— begin Records shown —
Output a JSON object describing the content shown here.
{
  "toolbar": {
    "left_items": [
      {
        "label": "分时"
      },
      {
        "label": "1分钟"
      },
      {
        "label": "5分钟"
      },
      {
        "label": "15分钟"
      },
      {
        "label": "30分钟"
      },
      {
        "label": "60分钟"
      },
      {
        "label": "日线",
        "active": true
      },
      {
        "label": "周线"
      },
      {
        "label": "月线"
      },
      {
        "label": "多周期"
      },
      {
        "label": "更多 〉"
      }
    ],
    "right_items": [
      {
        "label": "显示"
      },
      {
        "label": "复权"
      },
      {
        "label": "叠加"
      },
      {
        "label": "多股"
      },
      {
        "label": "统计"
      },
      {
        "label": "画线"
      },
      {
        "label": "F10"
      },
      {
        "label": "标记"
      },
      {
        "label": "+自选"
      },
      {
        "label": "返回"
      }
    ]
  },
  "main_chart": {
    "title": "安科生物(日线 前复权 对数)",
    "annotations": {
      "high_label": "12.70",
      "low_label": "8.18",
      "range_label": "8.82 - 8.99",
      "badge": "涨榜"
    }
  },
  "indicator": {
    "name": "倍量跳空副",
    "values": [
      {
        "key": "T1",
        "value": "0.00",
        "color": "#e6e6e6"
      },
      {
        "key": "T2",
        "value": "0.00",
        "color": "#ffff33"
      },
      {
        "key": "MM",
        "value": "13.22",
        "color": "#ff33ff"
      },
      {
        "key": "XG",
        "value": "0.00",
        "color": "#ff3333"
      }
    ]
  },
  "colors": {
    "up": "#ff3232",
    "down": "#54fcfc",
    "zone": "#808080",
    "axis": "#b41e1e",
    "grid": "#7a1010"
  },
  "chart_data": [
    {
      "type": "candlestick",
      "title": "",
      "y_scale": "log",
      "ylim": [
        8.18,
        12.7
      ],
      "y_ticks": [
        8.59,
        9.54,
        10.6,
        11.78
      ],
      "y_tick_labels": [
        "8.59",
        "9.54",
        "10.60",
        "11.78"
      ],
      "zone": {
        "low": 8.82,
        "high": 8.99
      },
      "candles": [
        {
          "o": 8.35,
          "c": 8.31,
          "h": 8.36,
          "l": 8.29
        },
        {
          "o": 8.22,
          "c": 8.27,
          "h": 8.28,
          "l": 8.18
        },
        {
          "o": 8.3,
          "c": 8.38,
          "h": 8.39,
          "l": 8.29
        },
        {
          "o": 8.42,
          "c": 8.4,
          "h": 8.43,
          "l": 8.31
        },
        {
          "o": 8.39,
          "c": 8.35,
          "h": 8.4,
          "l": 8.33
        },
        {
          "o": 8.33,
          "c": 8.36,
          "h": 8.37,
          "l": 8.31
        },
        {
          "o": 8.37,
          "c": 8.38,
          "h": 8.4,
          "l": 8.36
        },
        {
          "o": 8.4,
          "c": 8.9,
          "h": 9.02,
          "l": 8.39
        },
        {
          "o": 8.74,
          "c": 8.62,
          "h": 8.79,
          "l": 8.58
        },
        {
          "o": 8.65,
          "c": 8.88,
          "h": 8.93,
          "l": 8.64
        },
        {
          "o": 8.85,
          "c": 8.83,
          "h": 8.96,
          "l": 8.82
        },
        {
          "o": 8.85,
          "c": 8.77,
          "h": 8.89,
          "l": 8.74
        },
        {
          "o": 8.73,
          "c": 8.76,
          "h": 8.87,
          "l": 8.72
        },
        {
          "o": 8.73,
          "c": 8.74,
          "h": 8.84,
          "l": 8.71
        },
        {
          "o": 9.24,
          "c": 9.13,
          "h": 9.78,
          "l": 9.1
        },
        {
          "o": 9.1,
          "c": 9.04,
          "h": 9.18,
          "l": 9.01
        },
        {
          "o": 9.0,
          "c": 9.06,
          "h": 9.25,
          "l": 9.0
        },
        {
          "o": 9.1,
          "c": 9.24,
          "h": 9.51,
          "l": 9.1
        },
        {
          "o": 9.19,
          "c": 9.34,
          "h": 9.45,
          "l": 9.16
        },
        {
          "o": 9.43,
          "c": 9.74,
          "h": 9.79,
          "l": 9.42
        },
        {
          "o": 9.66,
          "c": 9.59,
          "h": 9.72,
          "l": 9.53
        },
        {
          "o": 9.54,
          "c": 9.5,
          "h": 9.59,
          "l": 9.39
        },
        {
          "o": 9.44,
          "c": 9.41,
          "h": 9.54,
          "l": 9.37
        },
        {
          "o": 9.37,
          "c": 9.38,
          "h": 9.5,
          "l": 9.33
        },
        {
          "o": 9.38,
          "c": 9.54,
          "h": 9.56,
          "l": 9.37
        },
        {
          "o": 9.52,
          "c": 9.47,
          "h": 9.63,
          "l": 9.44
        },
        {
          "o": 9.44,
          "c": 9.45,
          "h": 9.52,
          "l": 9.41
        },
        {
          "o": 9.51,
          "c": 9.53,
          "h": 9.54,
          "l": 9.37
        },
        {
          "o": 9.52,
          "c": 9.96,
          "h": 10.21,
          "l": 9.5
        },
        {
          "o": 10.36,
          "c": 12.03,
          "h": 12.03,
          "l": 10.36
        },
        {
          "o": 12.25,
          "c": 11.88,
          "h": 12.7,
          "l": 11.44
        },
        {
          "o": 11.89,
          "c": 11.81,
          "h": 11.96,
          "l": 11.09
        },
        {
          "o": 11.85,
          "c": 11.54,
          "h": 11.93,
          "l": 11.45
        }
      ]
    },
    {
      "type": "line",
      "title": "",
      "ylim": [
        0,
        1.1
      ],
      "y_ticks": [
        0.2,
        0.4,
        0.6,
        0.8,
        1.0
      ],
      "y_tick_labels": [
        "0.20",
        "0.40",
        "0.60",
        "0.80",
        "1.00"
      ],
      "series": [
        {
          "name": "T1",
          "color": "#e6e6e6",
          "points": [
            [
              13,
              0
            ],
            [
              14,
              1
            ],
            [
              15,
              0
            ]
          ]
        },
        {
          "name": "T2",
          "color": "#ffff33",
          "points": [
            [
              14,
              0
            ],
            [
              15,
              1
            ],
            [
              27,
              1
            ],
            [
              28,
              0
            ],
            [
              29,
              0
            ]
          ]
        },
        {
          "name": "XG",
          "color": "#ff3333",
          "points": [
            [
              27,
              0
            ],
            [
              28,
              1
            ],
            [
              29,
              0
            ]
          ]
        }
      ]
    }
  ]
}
— end Records shown —
_Direction:_ Each record should come back exactly as written.

_Full solution:_
Output a JSON object describing the content shown here.
{
  "toolbar": {
    "left_items": [
      {
        "label": "分时"
      },
      {
        "label": "1分钟"
      },
      {
        "label": "5分钟"
      },
      {
        "label": "15分钟"
      },
      {
        "label": "30分钟"
      },
      {
        "label": "60分钟"
      },
      {
        "label": "日线",
        "active": true
      },
      {
        "label": "周线"
      },
      {
        "label": "月线"
      },
      {
        "label": "多周期"
      },
      {
        "label": "更多 〉"
      }
    ],
    "right_items": [
      {
        "label": "显示"
      },
      {
        "label": "复权"
      },
      {
        "label": "叠加"
      },
      {
        "label": "多股"
      },
      {
        "label": "统计"
      },
      {
        "label": "画线"
      },
      {
        "label": "F10"
      },
      {
        "label": "标记"
      },
      {
        "label": "+自选"
      },
      {
        "label": "返回"
      }
    ]
  },
  "main_chart": {
    "title": "安科生物(日线 前复权 对数)",
    "annotations": {
      "high_label": "12.70",
      "low_label": "8.18",
      "range_label": "8.82 - 8.99",
      "badge": "涨榜"
    }
  },
  "indicator": {
    "name": "倍量跳空副",
    "values": [
      {
        "key": "T1",
        "value": "0.00",
        "color": "#e6e6e6"
      },
      {
        "key": "T2",
        "value": "0.00",
        "color": "#ffff33"
      },
      {
        "key": "MM",
        "value": "13.22",
        "color": "#ff33ff"
      },
      {
        "key": "XG",
        "value": "0.00",
        "color": "#ff3333"
      }
    ]
  },
  "colors": {
    "up": "#ff3232",
    "down": "#54fcfc",
    "zone": "#808080",
    "axis": "#b41e1e",
    "grid": "#7a1010"
  },
  "chart_data": [
    {
      "type": "candlestick",
      "title": "",
      "y_scale": "log",
      "ylim": [
        8.18,
        12.7
      ],
      "y_ticks": [
        8.59,
        9.54,
        10.6,
        11.78
      ],
      "y_tick_labels": [
        "8.59",
        "9.54",
        "10.60",
        "11.78"
      ],
      "zone": {
        "low": 8.82,
        "high": 8.99
      },
      "candles": [
        {
          "o": 8.35,
          "c": 8.31,
          "h": 8.36,
          "l": 8.29
        },
        {
          "o": 8.22,
          "c": 8.27,
          "h": 8.28,
          "l": 8.18
        },
        {
          "o": 8.3,
          "c": 8.38,
          "h": 8.39,
          "l": 8.29
        },
        {
          "o": 8.42,
          "c": 8.4,
          "h": 8.43,
          "l": 8.31
        },
        {
          "o": 8.39,
          "c": 8.35,
          "h": 8.4,
          "l": 8.33
        },
        {
          "o": 8.33,
          "c": 8.36,
          "h": 8.37,
          "l": 8.31
        },
        {
          "o": 8.37,
          "c": 8.38,
          "h": 8.4,
          "l": 8.36
        },
        {
          "o": 8.4,
          "c": 8.9,
          "h": 9.02,
          "l": 8.39
        },
        {
          "o": 8.74,
          "c": 8.62,
          "h": 8.79,
          "l": 8.58
        },
        {
          "o": 8.65,
          "c": 8.88,
          "h": 8.93,
          "l": 8.64
        },
        {
          "o": 8.85,
          "c": 8.83,
          "h": 8.96,
          "l": 8.82
        },
        {
          "o": 8.85,
          "c": 8.77,
          "h": 8.89,
          "l": 8.74
        },
        {
          "o": 8.73,
          "c": 8.76,
          "h": 8.87,
          "l": 8.72
        },
        {
          "o": 8.73,
          "c": 8.74,
          "h": 8.84,
          "l": 8.71
        },
        {
          "o": 9.24,
          "c": 9.13,
          "h": 9.78,
          "l": 9.1
        },
        {
          "o": 9.1,
          "c": 9.04,
          "h": 9.18,
          "l": 9.01
        },
        {
          "o": 9.0,
          "c": 9.06,
          "h": 9.25,
          "l": 9.0
        },
        {
          "o": 9.1,
          "c": 9.24,
          "h": 9.51,
          "l": 9.1
        },
        {
          "o": 9.19,
          "c": 9.34,
          "h": 9.45,
          "l": 9.16
        },
        {
          "o": 9.43,
          "c": 9.74,
          "h": 9.79,
          "l": 9.42
        },
        {
          "o": 9.66,
          "c": 9.59,
          "h": 9.72,
          "l": 9.53
        },
        {
          "o": 9.54,
          "c": 9.5,
          "h": 9.59,
          "l": 9.39
        },
        {
          "o": 9.44,
          "c": 9.41,
          "h": 9.54,
          "l": 9.37
        },
        {
          "o": 9.37,
          "c": 9.38,
          "h": 9.5,
          "l": 9.33
        },
        {
          "o": 9.38,
          "c": 9.54,
          "h": 9.56,
          "l": 9.37
        },
        {
          "o": 9.52,
          "c": 9.47,
          "h": 9.63,
          "l": 9.44
        },
        {
          "o": 9.44,
          "c": 9.45,
          "h": 9.52,
          "l": 9.41
        },
        {
          "o": 9.51,
          "c": 9.53,
          "h": 9.54,
          "l": 9.37
        },
        {
          "o": 9.52,
          "c": 9.96,
          "h": 10.21,
          "l": 9.5
        },
        {
          "o": 10.36,
          "c": 12.03,
          "h": 12.03,
          "l": 10.36
        },
        {
          "o": 12.25,
          "c": 11.88,
          "h": 12.7,
          "l": 11.44
        },
        {
          "o": 11.89,
          "c": 11.81,
          "h": 11.96,
          "l": 11.09
        },
        {
          "o": 11.85,
          "c": 11.54,
          "h": 11.93,
          "l": 11.45
        }
      ]
    },
    {
      "type": "line",
      "title": "",
      "ylim": [
        0,
        1.1
      ],
      "y_ticks": [
        0.2,
        0.4,
        0.6,
        0.8,
        1.0
      ],
      "y_tick_labels": [
        "0.20",
        "0.40",
        "0.60",
        "0.80",
        "1.00"
      ],
      "series": [
        {
          "name": "T1",
          "color": "#e6e6e6",
          "points": [
            [
              13,
              0
            ],
            [
              14,
              1
            ],
            [
              15,
              0
            ]
          ]
        },
        {
          "name": "T2",
          "color": "#ffff33",
          "points": [
            [
              14,
              0
            ],
            [
              15,
              1
            ],
            [
              27,
              1
            ],
            [
              28,
              0
            ],
            [
              29,
              0
            ]
          ]
        },
        {
          "name": "XG",
          "color": "#ff3333",
          "points": [
            [
              27,
              0
            ],
            [
              28,
              1
            ],
            [
              29,
              0
            ]
          ]
        }
      ]
    }
  ]
}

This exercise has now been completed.